== WORK TO COMPLETE ==
Locate all lines in the data below that hold "Annex" and show them.

>> start DATASET ROWS

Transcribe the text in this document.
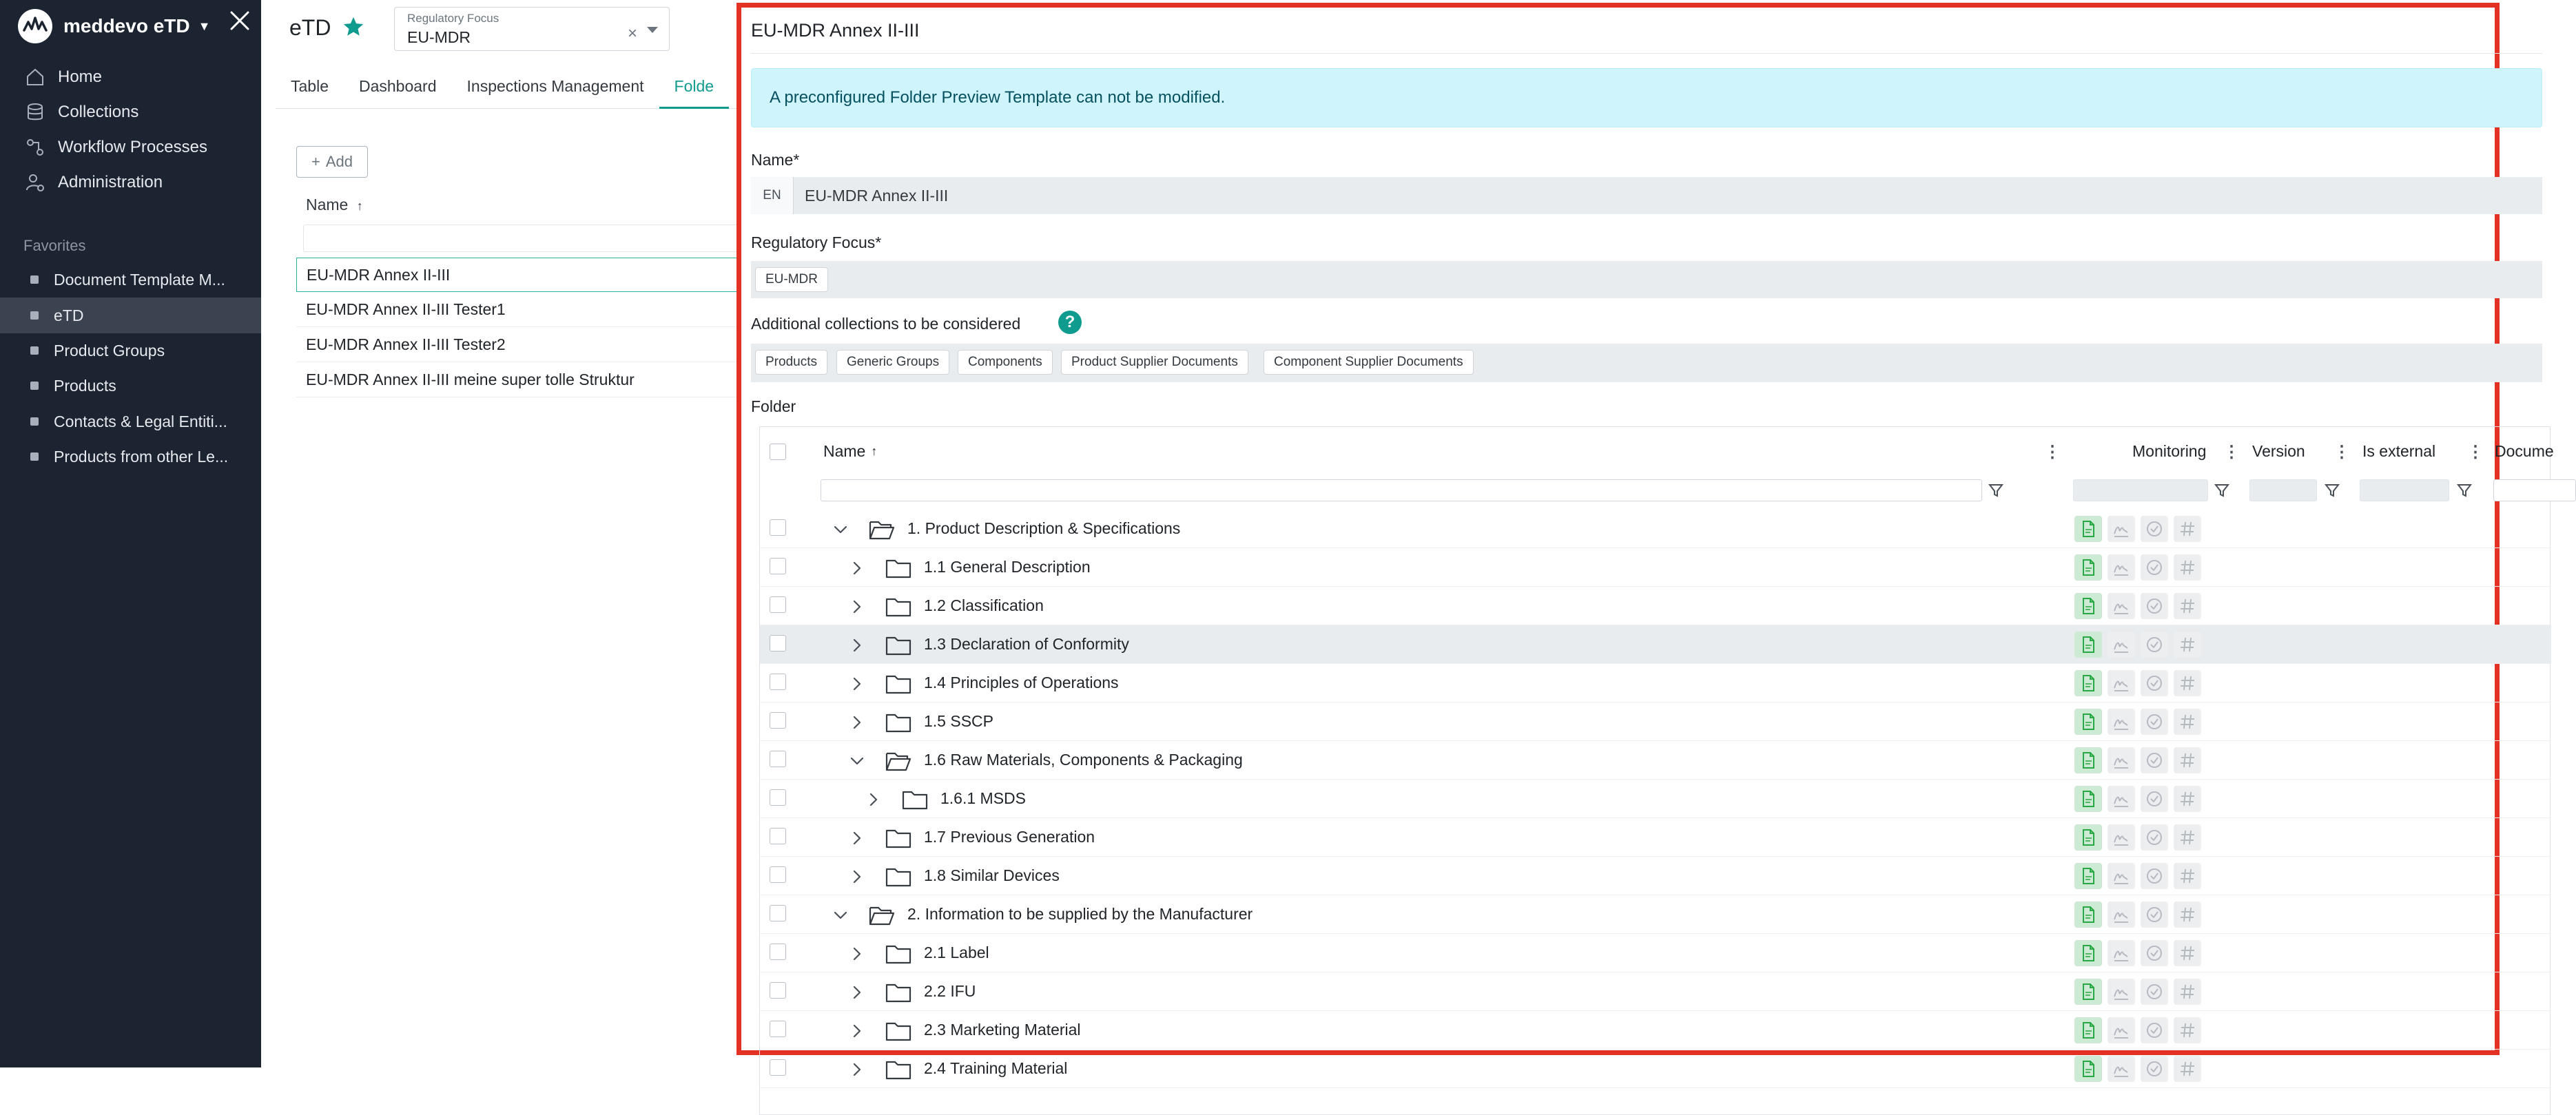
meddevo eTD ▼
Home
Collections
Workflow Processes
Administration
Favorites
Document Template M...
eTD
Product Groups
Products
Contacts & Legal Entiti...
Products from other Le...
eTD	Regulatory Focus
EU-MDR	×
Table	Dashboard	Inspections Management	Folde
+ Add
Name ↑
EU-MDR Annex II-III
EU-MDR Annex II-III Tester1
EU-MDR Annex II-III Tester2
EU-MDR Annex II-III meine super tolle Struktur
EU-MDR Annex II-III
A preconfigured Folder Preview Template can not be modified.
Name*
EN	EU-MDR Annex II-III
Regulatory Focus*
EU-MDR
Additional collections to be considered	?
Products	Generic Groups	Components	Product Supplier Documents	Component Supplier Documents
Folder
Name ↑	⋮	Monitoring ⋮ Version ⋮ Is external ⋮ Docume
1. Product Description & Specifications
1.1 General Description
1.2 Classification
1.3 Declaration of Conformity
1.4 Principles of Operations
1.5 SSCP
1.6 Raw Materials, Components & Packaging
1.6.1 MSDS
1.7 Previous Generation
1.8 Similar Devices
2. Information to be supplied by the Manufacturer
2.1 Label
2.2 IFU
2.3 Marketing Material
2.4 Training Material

>> end DATASET ROWS

== TASK ANSWER ==
EU-MDR Annex II-III
EU-MDR Annex II-III Tester1
EU-MDR Annex II-III Tester2
EU-MDR Annex II-III meine super tolle Struktur
EU-MDR Annex II-III
EN	EU-MDR Annex II-III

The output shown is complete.